→ PROBLEM STATEMENT: Leaving the pictures aside, transcribe every line below exactly.

→ GIVEN DATA:

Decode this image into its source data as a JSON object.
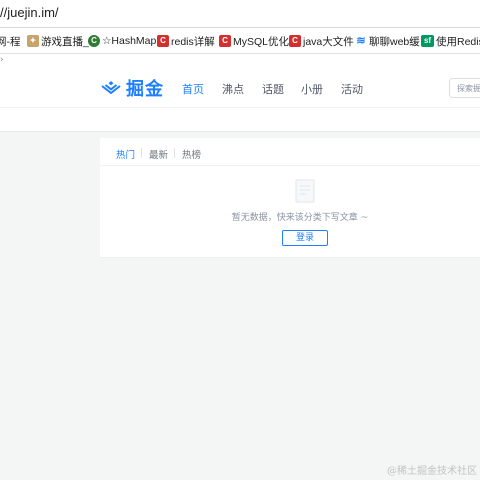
{
  "browser": {
    "address": "//juejin.im/",
    "bookmarks": [
      {
        "label": "网-程",
        "icon": "",
        "color": ""
      },
      {
        "label": "游戏直播_",
        "icon": "bookmark-favicon-icon",
        "color": "#8a6d3b"
      },
      {
        "label": "☆HashMap",
        "icon": "c-icon",
        "color": "#2e7d32"
      },
      {
        "label": "redis详解",
        "icon": "c-icon",
        "color": "#d32f2f"
      },
      {
        "label": "MySQL优化",
        "icon": "c-icon",
        "color": "#d32f2f"
      },
      {
        "label": "java大文件",
        "icon": "c-icon",
        "color": "#d32f2f"
      },
      {
        "label": "聊聊web缓",
        "icon": "juejin-icon",
        "color": "#1e80ff"
      },
      {
        "label": "使用Redis",
        "icon": "sf-icon",
        "color": "#009a61"
      }
    ]
  },
  "header": {
    "logo_text": "掘金",
    "nav": [
      "首页",
      "沸点",
      "话题",
      "小册",
      "活动"
    ],
    "active_nav": "首页",
    "search_placeholder": "探索掘金"
  },
  "feed": {
    "tabs": [
      "热门",
      "最新",
      "热榜"
    ],
    "active_tab": "热门",
    "empty_text": "暂无数据，快来该分类下写文章 ~",
    "login_label": "登录"
  },
  "watermark": "@稀土掘金技术社区",
  "colors": {
    "brand": "#1e80ff",
    "text": "#515767",
    "muted": "#8a919f"
  }
}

→ RESPONSE TO THIS EXERCISE:
Decode this image into its source data as a JSON object.
{
  "browser": {
    "address": "//juejin.im/",
    "bookmarks": [
      {
        "label": "网-程",
        "icon": "",
        "color": ""
      },
      {
        "label": "游戏直播_",
        "icon": "bookmark-favicon-icon",
        "color": "#8a6d3b"
      },
      {
        "label": "☆HashMap",
        "icon": "c-icon",
        "color": "#2e7d32"
      },
      {
        "label": "redis详解",
        "icon": "c-icon",
        "color": "#d32f2f"
      },
      {
        "label": "MySQL优化",
        "icon": "c-icon",
        "color": "#d32f2f"
      },
      {
        "label": "java大文件",
        "icon": "c-icon",
        "color": "#d32f2f"
      },
      {
        "label": "聊聊web缓",
        "icon": "juejin-icon",
        "color": "#1e80ff"
      },
      {
        "label": "使用Redis",
        "icon": "sf-icon",
        "color": "#009a61"
      }
    ]
  },
  "header": {
    "logo_text": "掘金",
    "nav": [
      "首页",
      "沸点",
      "话题",
      "小册",
      "活动"
    ],
    "active_nav": "首页",
    "search_placeholder": "探索掘金"
  },
  "feed": {
    "tabs": [
      "热门",
      "最新",
      "热榜"
    ],
    "active_tab": "热门",
    "empty_text": "暂无数据，快来该分类下写文章 ~",
    "login_label": "登录"
  },
  "watermark": "@稀土掘金技术社区",
  "colors": {
    "brand": "#1e80ff",
    "text": "#515767",
    "muted": "#8a919f"
  }
}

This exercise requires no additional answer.